------ Record excerpts

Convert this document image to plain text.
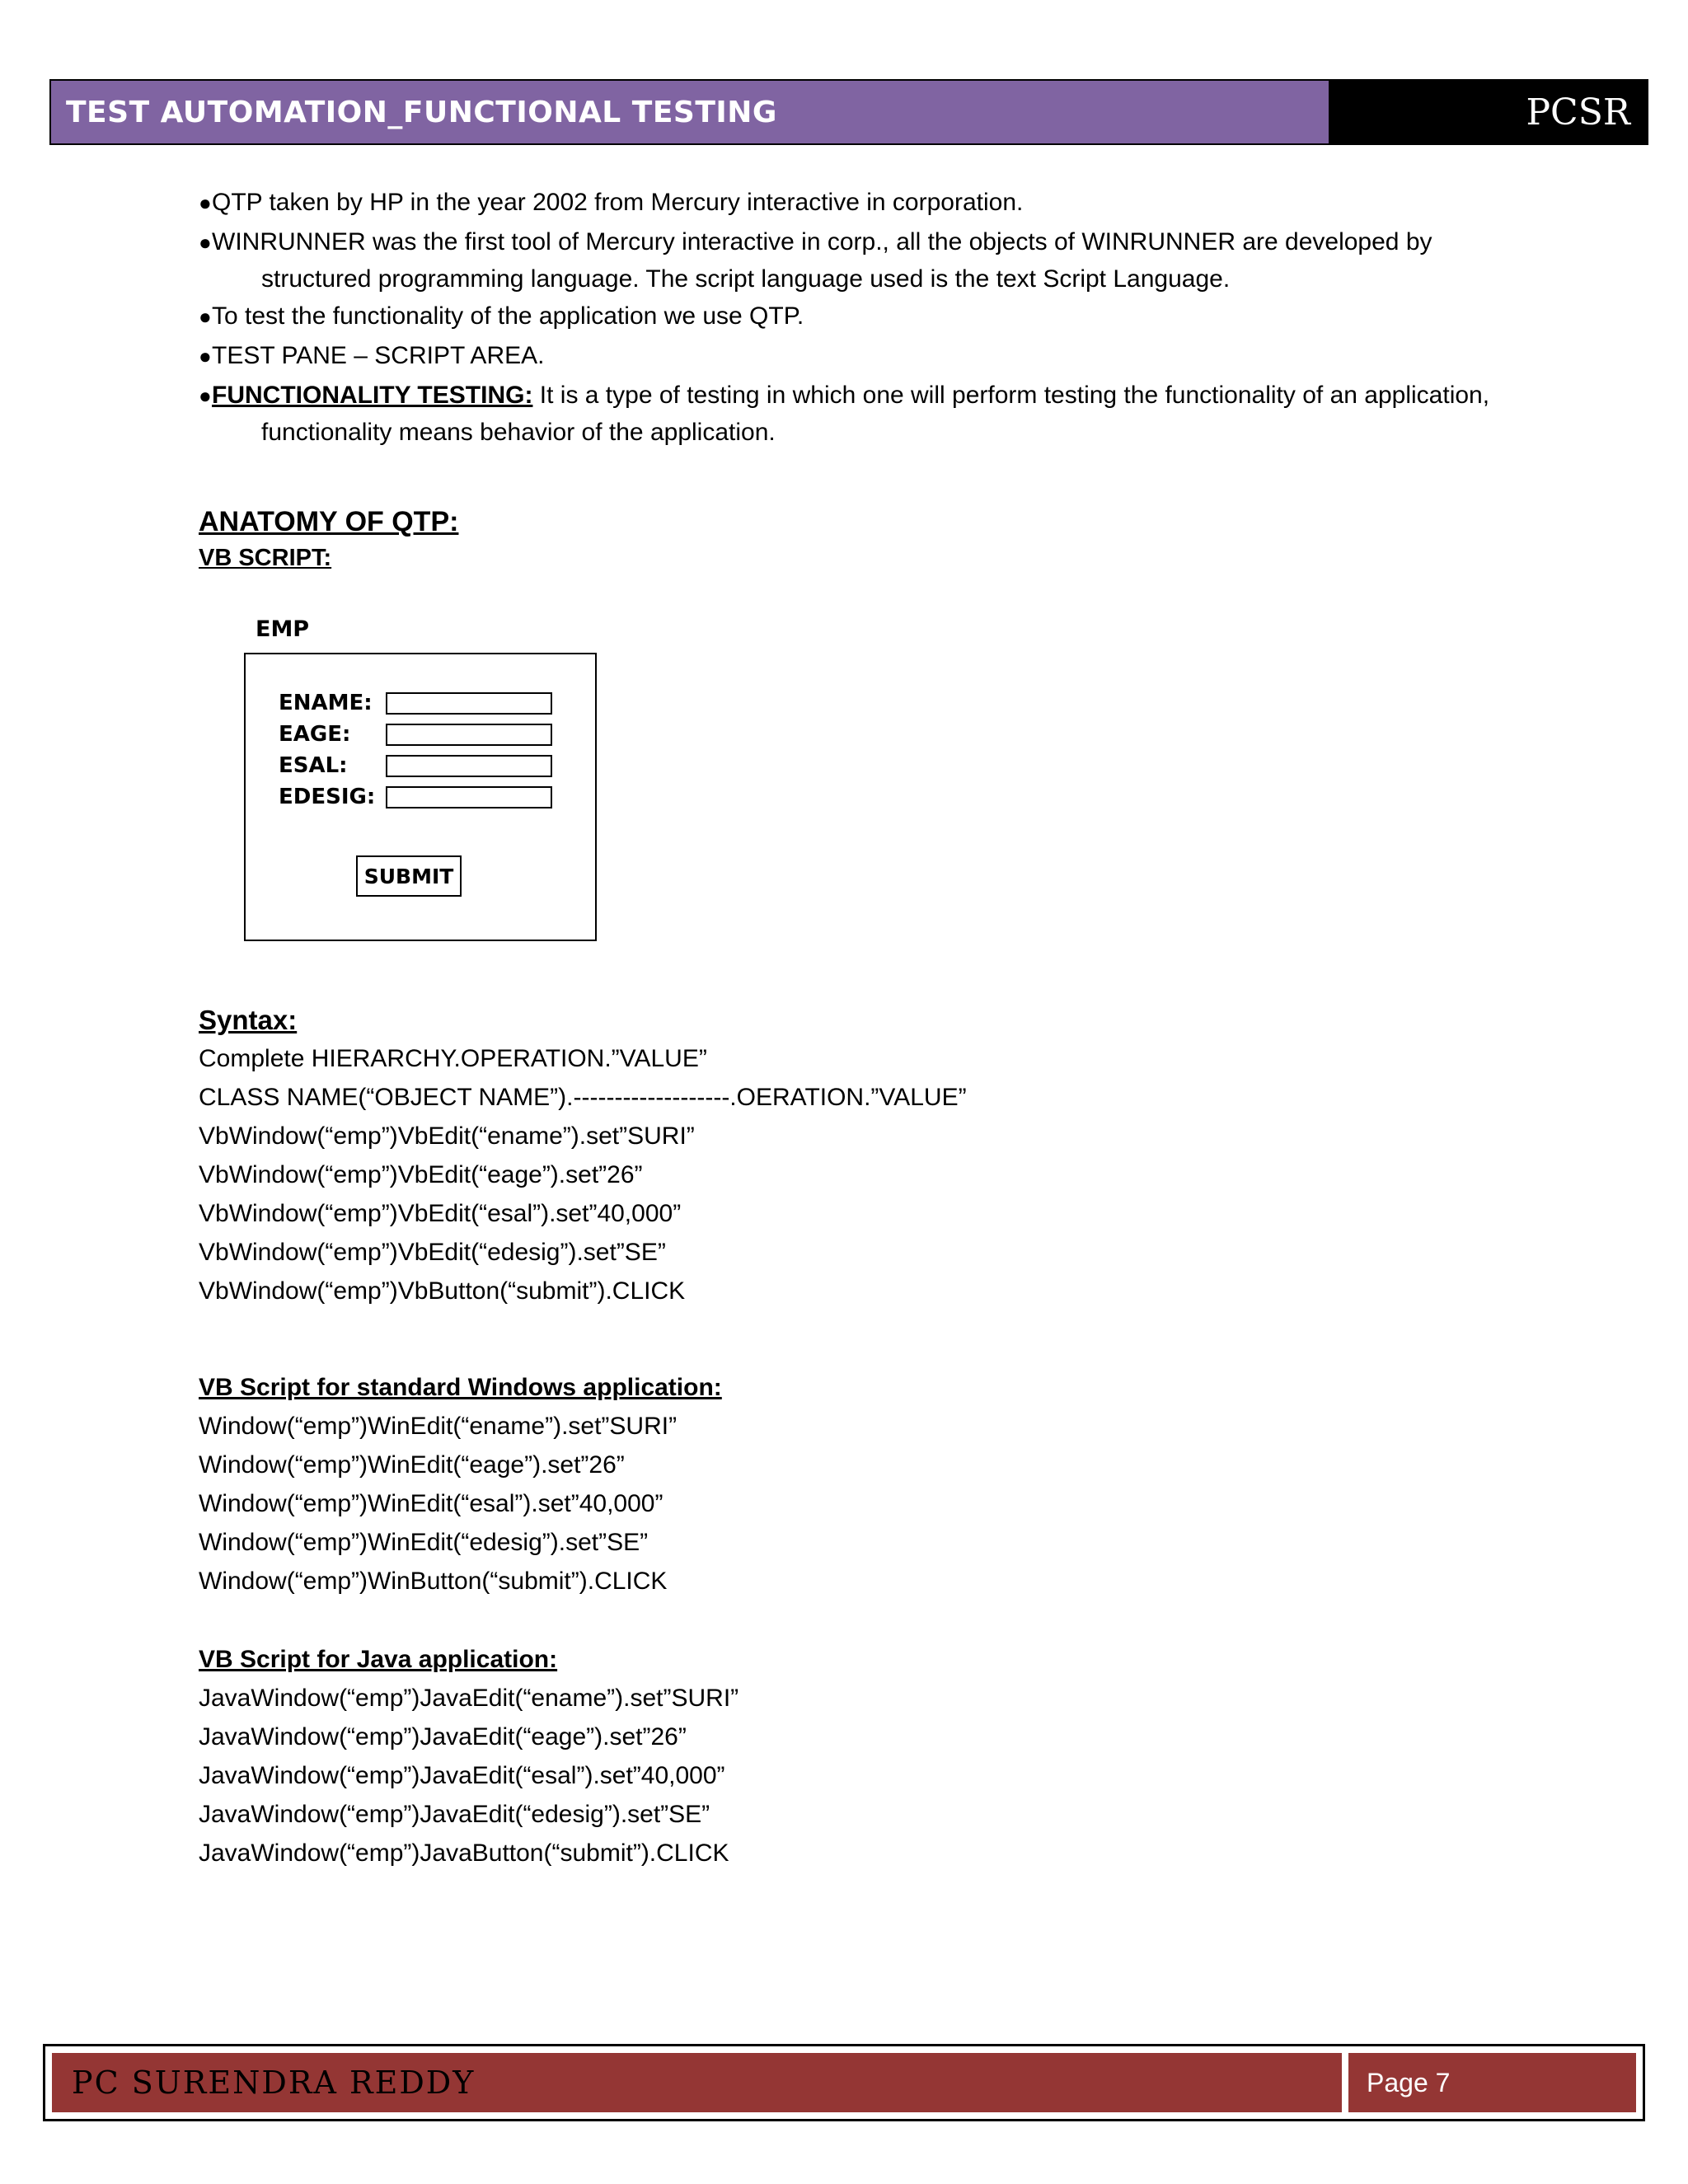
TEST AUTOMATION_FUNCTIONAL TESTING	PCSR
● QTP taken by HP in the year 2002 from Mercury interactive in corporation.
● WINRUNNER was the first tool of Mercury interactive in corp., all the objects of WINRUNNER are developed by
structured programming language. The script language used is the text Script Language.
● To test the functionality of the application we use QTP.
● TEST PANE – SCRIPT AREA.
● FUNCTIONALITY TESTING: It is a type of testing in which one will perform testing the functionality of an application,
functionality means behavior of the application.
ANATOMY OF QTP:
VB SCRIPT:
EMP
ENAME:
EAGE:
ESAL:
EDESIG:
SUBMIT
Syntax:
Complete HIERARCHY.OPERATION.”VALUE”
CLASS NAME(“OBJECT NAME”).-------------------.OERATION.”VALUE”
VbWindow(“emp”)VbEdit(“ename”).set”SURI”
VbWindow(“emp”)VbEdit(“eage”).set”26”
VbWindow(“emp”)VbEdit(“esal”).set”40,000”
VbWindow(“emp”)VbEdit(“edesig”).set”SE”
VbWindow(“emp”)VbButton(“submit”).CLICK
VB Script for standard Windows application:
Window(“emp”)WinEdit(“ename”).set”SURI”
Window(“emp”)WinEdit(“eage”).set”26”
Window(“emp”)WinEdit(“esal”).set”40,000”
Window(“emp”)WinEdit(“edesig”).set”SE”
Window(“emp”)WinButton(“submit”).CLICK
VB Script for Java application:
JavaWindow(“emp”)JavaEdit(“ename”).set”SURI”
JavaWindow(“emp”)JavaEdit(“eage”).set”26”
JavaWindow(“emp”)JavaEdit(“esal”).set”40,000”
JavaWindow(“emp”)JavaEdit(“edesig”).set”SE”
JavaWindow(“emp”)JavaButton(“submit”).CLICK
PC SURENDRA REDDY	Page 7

------------

● **Task details**
Copy out each line in the preceding records that contains "SURI".

● **Response**
VbWindow(“emp”)VbEdit(“ename”).set”SURI”
Window(“emp”)WinEdit(“ename”).set”SURI”
JavaWindow(“emp”)JavaEdit(“ename”).set”SURI”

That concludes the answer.